● Problem statement
Search the material for the word "objet" and copy each line that holds it.

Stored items
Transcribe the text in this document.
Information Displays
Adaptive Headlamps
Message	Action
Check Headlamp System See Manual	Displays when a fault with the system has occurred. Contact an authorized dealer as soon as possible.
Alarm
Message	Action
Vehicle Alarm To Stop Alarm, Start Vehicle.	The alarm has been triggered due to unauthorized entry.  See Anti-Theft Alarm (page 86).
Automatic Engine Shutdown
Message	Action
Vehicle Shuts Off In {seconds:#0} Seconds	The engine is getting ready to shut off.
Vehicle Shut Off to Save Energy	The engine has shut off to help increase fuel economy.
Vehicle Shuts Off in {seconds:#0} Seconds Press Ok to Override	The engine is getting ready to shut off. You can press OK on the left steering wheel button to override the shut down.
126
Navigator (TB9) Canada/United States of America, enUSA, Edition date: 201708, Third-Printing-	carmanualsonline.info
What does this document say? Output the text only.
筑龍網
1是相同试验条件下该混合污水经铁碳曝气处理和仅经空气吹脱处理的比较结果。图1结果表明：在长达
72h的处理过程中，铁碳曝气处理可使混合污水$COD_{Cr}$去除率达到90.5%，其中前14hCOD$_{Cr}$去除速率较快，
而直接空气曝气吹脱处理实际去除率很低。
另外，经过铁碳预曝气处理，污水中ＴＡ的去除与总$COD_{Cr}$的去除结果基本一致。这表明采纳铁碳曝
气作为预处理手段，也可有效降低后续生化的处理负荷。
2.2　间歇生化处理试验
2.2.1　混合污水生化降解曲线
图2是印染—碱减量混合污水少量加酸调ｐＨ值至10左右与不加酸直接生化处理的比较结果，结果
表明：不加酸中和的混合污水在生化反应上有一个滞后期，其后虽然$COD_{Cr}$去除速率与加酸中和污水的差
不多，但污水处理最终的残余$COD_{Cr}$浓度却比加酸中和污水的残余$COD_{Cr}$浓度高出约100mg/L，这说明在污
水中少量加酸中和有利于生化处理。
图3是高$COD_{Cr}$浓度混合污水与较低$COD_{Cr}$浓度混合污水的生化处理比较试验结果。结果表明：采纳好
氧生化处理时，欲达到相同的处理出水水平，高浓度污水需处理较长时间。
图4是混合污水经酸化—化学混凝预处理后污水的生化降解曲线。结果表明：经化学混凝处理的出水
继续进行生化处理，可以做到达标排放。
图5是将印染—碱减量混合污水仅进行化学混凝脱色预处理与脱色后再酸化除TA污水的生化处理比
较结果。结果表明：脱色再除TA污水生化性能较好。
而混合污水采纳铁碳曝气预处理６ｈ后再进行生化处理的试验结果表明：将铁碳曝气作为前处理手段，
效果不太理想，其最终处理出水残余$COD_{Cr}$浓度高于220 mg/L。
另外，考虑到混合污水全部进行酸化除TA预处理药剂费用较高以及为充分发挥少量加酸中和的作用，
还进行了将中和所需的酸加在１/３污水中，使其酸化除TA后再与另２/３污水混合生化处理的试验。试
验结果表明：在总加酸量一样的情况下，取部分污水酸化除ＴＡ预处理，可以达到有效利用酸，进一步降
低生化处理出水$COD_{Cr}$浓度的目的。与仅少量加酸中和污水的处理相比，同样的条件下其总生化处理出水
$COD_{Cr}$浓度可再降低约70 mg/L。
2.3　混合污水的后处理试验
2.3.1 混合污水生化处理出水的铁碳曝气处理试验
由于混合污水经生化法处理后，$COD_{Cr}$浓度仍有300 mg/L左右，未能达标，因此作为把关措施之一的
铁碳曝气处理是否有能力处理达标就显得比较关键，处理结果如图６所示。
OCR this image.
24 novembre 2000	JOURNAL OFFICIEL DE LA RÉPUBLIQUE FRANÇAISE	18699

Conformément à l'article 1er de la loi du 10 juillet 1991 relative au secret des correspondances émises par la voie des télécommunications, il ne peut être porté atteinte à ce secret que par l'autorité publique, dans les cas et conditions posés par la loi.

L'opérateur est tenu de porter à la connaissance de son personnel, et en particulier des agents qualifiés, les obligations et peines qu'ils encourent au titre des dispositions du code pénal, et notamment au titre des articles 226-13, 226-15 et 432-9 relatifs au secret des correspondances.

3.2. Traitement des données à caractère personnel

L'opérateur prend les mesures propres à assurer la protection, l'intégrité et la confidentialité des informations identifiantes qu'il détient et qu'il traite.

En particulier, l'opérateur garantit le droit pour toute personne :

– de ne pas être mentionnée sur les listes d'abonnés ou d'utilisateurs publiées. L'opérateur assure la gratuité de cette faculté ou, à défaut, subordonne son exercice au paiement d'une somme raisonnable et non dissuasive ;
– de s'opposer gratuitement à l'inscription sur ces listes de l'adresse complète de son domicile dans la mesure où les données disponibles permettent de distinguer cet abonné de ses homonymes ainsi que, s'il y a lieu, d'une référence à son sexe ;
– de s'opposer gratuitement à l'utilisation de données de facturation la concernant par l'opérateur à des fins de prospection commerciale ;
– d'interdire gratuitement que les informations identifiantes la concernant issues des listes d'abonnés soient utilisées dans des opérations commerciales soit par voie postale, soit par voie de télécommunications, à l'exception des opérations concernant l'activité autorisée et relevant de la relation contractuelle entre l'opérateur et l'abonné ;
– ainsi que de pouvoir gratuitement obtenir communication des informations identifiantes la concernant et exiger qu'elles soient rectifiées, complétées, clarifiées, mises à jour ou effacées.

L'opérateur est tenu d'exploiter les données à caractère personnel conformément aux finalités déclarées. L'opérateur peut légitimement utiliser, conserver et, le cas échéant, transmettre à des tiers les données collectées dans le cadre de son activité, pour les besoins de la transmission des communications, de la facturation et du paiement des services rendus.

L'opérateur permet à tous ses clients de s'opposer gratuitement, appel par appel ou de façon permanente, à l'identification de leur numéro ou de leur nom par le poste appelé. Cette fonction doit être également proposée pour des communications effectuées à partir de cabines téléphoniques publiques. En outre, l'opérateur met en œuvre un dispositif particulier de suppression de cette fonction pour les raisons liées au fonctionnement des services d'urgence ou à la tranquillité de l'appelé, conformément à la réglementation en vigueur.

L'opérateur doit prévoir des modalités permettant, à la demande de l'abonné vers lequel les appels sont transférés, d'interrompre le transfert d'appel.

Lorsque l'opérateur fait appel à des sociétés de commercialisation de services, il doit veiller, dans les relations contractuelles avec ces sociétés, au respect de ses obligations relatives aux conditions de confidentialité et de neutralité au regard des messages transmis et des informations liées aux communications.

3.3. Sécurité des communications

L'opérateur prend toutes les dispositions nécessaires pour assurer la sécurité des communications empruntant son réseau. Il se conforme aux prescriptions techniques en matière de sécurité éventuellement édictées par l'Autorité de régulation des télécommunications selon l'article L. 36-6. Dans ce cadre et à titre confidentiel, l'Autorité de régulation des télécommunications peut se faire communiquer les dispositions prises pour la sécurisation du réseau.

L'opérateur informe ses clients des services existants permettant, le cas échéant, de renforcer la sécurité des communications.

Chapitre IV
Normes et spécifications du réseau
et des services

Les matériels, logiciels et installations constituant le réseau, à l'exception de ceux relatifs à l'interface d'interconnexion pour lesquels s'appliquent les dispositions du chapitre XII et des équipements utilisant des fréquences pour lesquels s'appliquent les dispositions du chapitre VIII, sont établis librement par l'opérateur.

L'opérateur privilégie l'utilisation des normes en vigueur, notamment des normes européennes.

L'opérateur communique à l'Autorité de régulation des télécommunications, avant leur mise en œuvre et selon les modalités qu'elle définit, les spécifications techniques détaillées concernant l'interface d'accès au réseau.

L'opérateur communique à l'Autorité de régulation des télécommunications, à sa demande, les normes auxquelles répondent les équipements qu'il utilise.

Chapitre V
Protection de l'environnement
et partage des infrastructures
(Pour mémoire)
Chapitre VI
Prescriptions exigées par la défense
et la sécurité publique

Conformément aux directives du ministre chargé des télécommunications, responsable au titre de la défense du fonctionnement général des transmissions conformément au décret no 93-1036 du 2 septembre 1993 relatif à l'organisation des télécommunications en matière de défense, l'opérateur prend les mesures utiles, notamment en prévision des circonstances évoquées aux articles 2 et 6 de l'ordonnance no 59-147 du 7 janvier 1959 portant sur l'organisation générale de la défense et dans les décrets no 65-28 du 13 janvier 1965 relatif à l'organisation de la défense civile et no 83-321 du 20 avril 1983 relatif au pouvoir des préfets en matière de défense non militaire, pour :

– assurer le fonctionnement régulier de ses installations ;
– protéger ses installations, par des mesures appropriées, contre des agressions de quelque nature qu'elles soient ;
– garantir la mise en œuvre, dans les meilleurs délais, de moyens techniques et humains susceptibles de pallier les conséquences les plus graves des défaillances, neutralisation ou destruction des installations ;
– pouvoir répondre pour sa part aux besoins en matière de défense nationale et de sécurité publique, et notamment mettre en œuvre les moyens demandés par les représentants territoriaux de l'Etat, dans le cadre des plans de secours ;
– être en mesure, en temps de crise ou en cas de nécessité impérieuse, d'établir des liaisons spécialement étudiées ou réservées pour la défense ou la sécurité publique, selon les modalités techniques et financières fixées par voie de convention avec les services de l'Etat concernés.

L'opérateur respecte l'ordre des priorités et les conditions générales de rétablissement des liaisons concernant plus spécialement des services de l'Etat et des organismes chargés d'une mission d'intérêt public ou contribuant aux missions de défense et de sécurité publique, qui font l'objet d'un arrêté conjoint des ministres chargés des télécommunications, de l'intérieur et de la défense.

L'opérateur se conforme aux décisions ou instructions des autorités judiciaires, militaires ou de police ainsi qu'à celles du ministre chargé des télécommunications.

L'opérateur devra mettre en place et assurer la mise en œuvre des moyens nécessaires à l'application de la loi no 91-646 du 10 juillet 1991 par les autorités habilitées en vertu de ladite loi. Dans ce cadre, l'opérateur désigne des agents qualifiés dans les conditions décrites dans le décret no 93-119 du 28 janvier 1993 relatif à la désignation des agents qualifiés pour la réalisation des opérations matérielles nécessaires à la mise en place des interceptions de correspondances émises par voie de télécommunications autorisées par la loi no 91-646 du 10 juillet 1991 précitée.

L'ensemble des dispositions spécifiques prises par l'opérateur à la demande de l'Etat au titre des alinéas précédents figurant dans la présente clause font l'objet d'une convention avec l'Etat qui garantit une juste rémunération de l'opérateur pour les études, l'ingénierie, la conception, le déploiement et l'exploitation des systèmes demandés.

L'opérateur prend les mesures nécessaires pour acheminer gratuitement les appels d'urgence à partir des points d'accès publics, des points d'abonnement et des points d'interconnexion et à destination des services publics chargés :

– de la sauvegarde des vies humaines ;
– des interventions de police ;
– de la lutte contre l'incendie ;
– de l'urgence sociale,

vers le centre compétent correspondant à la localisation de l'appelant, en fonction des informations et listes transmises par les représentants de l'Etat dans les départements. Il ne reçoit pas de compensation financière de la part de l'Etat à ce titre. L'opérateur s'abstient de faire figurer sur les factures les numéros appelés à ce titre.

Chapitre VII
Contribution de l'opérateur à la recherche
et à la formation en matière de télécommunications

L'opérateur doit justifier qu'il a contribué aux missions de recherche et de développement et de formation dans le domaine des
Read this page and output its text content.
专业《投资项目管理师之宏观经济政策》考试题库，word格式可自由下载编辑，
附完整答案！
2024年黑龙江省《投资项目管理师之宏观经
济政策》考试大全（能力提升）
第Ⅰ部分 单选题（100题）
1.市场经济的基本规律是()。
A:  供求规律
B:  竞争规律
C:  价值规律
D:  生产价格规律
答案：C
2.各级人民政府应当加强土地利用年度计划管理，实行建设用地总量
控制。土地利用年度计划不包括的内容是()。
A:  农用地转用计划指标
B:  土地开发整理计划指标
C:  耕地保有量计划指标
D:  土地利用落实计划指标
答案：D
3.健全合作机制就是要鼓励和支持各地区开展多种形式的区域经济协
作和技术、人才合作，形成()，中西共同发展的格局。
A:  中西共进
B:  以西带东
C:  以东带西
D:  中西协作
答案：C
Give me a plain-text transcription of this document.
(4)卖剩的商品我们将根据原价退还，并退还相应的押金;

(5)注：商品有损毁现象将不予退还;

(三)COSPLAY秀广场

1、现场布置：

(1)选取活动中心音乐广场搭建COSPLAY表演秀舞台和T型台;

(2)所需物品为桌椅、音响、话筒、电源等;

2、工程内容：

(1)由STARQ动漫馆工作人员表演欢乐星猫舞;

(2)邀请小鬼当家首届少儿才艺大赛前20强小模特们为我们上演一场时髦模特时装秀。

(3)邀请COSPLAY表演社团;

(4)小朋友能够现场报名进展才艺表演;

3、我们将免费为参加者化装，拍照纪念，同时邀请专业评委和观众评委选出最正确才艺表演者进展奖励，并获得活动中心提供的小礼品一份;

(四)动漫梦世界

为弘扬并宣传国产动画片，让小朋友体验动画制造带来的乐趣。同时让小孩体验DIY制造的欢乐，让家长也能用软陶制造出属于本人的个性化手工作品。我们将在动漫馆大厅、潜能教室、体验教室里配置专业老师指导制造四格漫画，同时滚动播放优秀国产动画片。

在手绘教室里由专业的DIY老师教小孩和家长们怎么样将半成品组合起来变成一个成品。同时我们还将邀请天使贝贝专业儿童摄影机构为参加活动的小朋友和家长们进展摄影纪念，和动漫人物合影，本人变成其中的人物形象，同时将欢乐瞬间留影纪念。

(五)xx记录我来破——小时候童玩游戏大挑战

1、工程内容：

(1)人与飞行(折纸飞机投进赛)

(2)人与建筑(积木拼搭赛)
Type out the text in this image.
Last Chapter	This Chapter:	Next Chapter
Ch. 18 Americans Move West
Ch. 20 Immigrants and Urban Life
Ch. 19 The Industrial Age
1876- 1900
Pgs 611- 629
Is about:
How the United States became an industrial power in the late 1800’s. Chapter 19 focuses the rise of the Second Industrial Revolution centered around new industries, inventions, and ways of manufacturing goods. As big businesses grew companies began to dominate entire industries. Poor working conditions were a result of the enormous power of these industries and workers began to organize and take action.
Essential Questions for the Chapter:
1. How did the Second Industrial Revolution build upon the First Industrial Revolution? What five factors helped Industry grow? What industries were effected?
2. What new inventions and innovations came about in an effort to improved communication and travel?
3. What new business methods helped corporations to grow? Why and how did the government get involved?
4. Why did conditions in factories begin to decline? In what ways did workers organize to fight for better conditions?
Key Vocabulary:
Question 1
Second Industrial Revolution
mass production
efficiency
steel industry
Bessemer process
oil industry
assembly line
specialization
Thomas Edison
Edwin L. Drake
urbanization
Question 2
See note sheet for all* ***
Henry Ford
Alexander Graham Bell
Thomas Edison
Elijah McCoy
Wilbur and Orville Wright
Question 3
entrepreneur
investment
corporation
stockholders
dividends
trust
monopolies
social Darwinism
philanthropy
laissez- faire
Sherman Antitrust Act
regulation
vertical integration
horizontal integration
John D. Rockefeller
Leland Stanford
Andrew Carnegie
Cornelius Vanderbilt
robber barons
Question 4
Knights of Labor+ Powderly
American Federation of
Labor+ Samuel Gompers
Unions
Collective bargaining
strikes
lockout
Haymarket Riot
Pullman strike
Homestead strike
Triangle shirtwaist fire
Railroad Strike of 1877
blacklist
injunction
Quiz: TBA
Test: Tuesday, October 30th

● Exercise response
L'opérateur respecte l'ordre des priorités et les conditions générales de rétablissement des liaisons concernant plus spécialement des services de l'Etat et des organismes chargés d'une mission d'intérêt public ou contribuant aux missions de défense et de sécurité publique, qui font l'objet d'un arrêté conjoint des ministres chargés des télécommunications, de l'intérieur et de la défense.
L'ensemble des dispositions spécifiques prises par l'opérateur à la demande de l'Etat au titre des alinéas précédents figurant dans la présente clause font l'objet d'une convention avec l'Etat qui garantit une juste rémunération de l'opérateur pour les études, l'ingénierie, la conception, le déploiement et l'exploitation des systèmes demandés.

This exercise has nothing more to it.